- _Exercise requirements_: In the data below, locate each line with the word "accuracy" and list it.

Figure dataset records
* Begin *
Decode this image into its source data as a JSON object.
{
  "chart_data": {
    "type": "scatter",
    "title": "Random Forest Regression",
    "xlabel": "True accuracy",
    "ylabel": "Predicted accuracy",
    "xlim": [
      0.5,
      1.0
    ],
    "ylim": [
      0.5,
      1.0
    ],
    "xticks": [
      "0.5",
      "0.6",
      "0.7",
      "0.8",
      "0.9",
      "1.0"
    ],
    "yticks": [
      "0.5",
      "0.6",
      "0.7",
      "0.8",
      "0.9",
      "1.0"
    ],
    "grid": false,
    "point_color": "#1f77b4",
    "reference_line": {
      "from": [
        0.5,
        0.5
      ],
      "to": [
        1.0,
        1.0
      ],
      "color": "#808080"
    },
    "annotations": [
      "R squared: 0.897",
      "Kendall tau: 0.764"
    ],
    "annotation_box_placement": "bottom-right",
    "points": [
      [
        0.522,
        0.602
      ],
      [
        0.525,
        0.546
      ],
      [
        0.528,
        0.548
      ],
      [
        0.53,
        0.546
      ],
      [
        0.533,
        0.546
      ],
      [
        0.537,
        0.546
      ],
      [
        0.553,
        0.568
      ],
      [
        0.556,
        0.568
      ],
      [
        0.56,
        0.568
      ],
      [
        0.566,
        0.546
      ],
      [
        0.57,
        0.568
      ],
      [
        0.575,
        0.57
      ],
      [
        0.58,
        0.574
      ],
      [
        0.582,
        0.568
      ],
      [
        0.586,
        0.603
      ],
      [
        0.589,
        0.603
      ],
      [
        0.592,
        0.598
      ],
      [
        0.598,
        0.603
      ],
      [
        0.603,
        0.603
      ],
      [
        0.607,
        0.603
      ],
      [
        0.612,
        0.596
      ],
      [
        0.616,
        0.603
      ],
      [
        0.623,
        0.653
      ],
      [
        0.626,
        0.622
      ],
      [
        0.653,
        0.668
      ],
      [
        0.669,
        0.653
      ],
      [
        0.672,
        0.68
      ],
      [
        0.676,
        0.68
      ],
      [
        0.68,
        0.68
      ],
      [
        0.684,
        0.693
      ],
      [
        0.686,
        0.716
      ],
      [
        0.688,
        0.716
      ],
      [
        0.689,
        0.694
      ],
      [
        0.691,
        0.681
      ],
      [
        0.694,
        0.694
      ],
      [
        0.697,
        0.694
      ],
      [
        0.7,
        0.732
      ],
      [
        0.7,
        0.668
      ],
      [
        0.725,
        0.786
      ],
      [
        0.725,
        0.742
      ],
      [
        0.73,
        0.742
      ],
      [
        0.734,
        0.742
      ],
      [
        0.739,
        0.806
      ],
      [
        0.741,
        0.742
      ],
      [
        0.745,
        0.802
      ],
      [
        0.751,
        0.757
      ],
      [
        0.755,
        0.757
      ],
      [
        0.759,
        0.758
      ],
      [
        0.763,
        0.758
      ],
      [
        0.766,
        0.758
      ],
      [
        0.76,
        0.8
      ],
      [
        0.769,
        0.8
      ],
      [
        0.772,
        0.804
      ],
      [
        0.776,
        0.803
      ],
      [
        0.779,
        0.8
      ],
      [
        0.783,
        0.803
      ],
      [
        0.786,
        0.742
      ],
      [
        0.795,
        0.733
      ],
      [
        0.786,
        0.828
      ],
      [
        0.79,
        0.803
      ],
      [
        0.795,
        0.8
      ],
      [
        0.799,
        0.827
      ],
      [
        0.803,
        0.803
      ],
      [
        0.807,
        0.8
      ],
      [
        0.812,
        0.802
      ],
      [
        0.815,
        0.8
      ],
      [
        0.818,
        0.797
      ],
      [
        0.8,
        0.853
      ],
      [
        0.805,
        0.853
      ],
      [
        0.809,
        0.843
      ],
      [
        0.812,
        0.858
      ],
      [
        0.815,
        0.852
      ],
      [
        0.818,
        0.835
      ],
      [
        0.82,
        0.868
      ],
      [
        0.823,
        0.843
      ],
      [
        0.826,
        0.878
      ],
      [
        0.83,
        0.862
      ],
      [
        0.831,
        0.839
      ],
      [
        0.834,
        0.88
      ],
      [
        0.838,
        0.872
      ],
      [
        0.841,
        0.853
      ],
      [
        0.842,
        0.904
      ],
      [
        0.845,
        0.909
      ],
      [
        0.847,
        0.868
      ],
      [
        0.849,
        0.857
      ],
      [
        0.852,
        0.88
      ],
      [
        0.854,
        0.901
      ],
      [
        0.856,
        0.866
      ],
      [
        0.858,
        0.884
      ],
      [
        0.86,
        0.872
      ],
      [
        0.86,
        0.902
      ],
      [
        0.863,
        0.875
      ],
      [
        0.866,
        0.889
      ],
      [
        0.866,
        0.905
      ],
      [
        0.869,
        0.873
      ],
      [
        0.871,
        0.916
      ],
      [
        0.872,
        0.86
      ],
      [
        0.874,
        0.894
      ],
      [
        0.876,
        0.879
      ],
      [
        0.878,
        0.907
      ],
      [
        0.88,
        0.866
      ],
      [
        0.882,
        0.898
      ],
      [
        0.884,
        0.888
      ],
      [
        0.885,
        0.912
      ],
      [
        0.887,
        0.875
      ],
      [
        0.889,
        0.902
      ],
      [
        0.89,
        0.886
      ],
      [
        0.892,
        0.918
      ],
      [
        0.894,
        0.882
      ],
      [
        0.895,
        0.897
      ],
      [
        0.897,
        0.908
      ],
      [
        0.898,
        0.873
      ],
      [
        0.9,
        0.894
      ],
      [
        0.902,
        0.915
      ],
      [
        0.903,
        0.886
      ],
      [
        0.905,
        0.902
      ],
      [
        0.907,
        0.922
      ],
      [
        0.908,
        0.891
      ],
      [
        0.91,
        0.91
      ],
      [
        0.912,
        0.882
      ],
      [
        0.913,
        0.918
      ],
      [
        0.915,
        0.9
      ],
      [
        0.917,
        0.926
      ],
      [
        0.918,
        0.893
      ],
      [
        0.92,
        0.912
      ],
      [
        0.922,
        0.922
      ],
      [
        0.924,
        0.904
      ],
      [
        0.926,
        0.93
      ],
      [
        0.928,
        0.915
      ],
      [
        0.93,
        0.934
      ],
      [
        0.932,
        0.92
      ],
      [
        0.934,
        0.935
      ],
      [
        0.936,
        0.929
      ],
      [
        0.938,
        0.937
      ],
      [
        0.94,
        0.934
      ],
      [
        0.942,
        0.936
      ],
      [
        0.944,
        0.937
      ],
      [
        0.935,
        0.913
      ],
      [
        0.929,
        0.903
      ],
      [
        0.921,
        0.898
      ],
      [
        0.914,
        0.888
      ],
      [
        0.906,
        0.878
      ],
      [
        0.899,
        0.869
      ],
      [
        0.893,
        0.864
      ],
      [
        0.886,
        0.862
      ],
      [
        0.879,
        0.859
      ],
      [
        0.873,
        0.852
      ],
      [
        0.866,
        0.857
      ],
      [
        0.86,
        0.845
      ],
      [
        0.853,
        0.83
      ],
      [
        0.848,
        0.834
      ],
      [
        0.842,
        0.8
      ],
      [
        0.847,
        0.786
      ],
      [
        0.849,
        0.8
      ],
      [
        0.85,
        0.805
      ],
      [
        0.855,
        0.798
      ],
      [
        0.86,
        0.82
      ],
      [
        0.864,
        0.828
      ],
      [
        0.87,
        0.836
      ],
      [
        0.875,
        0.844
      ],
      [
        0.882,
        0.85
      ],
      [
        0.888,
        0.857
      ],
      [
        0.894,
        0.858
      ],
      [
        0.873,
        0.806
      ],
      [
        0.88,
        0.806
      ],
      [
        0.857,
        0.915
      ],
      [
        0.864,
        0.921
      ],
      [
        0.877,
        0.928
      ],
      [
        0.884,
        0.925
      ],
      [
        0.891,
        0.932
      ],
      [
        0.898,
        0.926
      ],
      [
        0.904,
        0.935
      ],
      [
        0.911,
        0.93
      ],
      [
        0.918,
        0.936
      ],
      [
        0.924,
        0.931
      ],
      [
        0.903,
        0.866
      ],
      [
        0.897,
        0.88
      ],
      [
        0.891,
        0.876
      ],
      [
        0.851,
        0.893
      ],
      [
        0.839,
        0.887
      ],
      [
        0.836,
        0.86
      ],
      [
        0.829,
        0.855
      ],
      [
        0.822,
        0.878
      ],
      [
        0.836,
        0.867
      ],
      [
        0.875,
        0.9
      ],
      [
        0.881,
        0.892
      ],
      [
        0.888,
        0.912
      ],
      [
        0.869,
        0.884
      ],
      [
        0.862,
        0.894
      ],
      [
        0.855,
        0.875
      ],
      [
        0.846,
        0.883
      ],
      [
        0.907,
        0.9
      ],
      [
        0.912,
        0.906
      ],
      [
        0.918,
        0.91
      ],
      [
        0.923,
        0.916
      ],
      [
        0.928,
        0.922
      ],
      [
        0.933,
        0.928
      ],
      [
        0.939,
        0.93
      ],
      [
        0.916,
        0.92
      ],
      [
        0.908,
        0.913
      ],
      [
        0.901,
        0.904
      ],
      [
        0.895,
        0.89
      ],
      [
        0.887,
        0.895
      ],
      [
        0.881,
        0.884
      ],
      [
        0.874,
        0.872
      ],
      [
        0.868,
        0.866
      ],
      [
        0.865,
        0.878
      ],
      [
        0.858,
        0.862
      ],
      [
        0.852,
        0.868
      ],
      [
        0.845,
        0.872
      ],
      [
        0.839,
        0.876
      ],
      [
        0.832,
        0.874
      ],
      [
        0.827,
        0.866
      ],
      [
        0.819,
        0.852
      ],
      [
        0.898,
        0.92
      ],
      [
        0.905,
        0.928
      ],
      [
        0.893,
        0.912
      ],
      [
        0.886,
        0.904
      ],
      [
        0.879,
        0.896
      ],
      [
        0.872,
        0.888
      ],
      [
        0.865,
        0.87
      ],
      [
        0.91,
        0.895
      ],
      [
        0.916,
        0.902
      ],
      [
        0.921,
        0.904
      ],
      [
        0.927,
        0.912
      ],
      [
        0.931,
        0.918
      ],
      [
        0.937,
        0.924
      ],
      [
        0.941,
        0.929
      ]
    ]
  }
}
* End *
- _Exercise response_:
    "xlabel": "True accuracy",
    "ylabel": "Predicted accuracy",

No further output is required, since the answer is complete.